---------- Data section
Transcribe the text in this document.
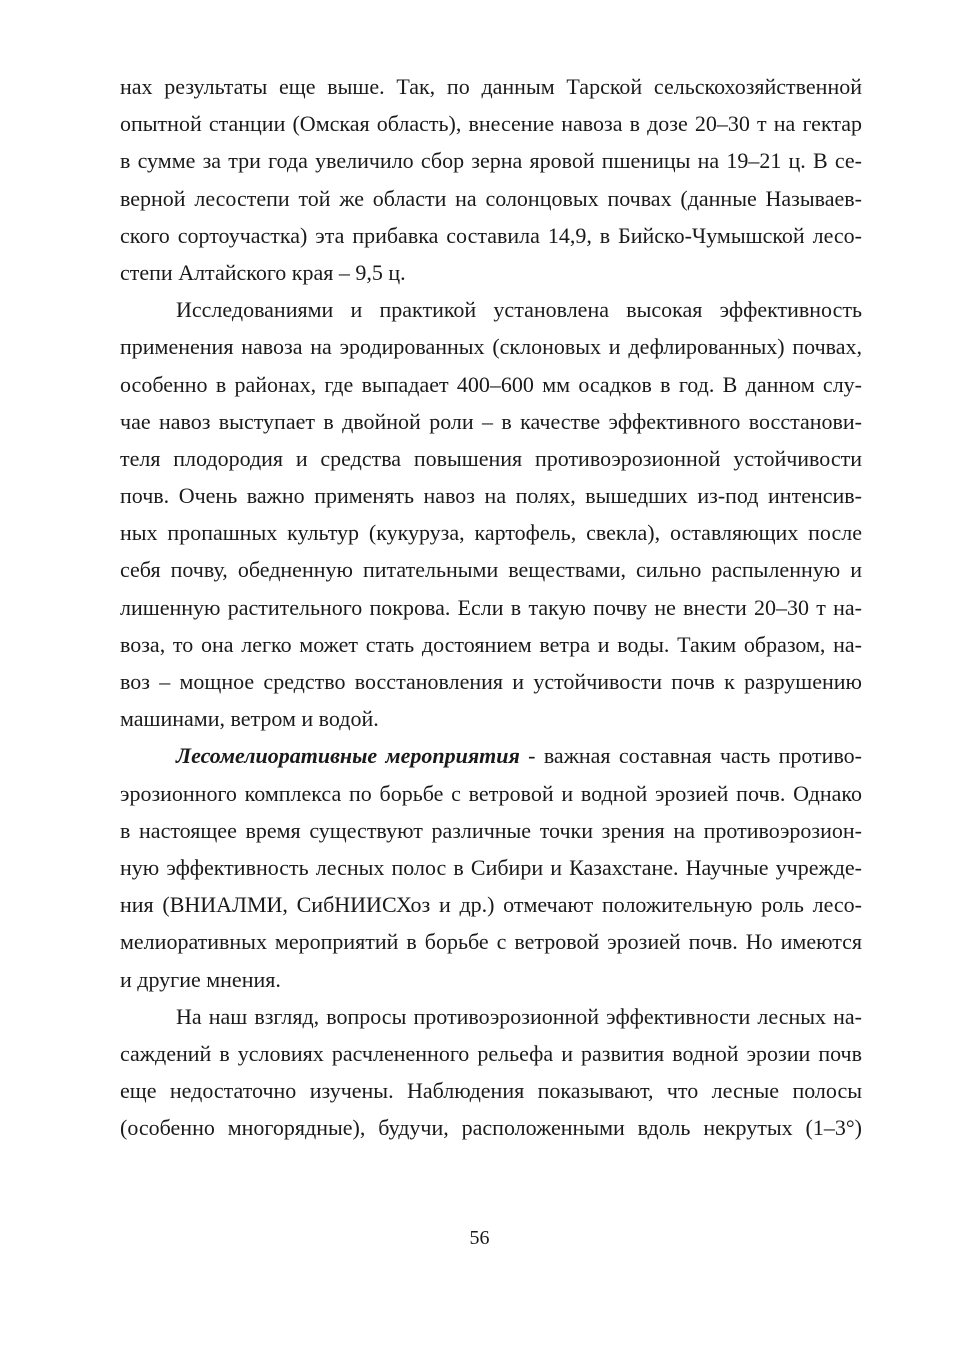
нах результаты еще выше. Так, по данным Тарской сельскохозяйственной
опытной станции (Омская область), внесение навоза в дозе 20–30 т на гектар
в сумме за три года увеличило сбор зерна яровой пшеницы на 19–21 ц. В се-
верной лесостепи той же области на солонцовых почвах (данные Называев-
ского сортоучастка) эта прибавка составила 14,9, в Бийско-Чумышской лесо-
степи Алтайского края – 9,5 ц.
Исследованиями и практикой установлена высокая эффективность
применения навоза на эродированных (склоновых и дефлированных) почвах,
особенно в районах, где выпадает 400–600 мм осадков в год. В данном слу-
чае навоз выступает в двойной роли – в качестве эффективного восстанови-
теля плодородия и средства повышения противоэрозионной устойчивости
почв. Очень важно применять навоз на полях, вышедших из-под интенсив-
ных пропашных культур (кукуруза, картофель, свекла), оставляющих после
себя почву, обедненную питательными веществами, сильно распыленную и
лишенную растительного покрова. Если в такую почву не внести 20–30 т на-
воза, то она легко может стать достоянием ветра и воды. Таким образом, на-
воз – мощное средство восстановления и устойчивости почв к разрушению
машинами, ветром и водой.
Лесомелиоративные мероприятия - важная составная часть противо-
эрозионного комплекса по борьбе с ветровой и водной эрозией почв. Однако
в настоящее время существуют различные точки зрения на противоэрозион-
ную эффективность лесных полос в Сибири и Казахстане. Научные учрежде-
ния (ВНИАЛМИ, СибНИИСХоз и др.) отмечают положительную роль лесо-
мелиоративных мероприятий в борьбе с ветровой эрозией почв. Но имеются
и другие мнения.
На наш взгляд, вопросы противоэрозионной эффективности лесных на-
саждений в условиях расчлененного рельефа и развития водной эрозии почв
еще недостаточно изучены. Наблюдения показывают, что лесные полосы
(особенно многорядные), будучи, расположенными вдоль некрутых (1–3°)
56
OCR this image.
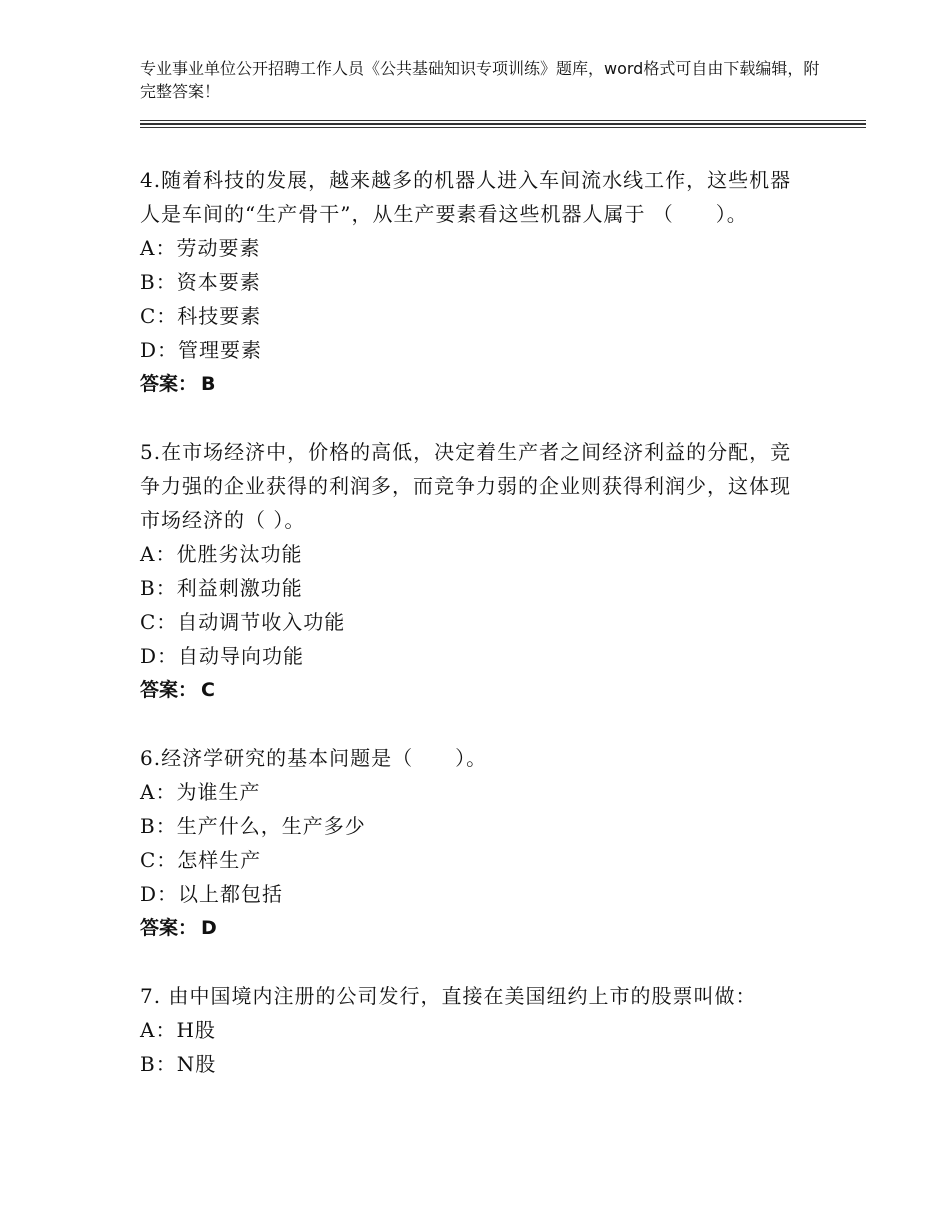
专业事业单位公开招聘工作人员《公共基础知识专项训练》题库，word格式可自由下载编辑，附完整答案！

4.随着科技的发展，越来越多的机器人进入车间流水线工作，这些机器人是车间的“生产骨干”，从生产要素看这些机器人属于 （　　）。

A：劳动要素
B：资本要素
C：科技要素
D：管理要素

答案： B

5.在市场经济中，价格的高低，决定着生产者之间经济利益的分配，竞争力强的企业获得的利润多，而竞争力弱的企业则获得利润少，这体现市场经济的（ ）。

A：优胜劣汰功能
B：利益刺激功能
C：自动调节收入功能
D：自动导向功能

答案： C

6.经济学研究的基本问题是（　　）。

A：为谁生产
B：生产什么，生产多少
C：怎样生产
D：以上都包括

答案： D

7. 由中国境内注册的公司发行，直接在美国纽约上市的股票叫做：

A：H股
B：N股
--------------------
— Task —
Select and copy every line of the listing with the word "лесных".

— Result of this task —
ную эффективность лесных полос в Сибири и Казахстане. Научные учрежде-
На наш взгляд, вопросы противоэрозионной эффективности лесных на-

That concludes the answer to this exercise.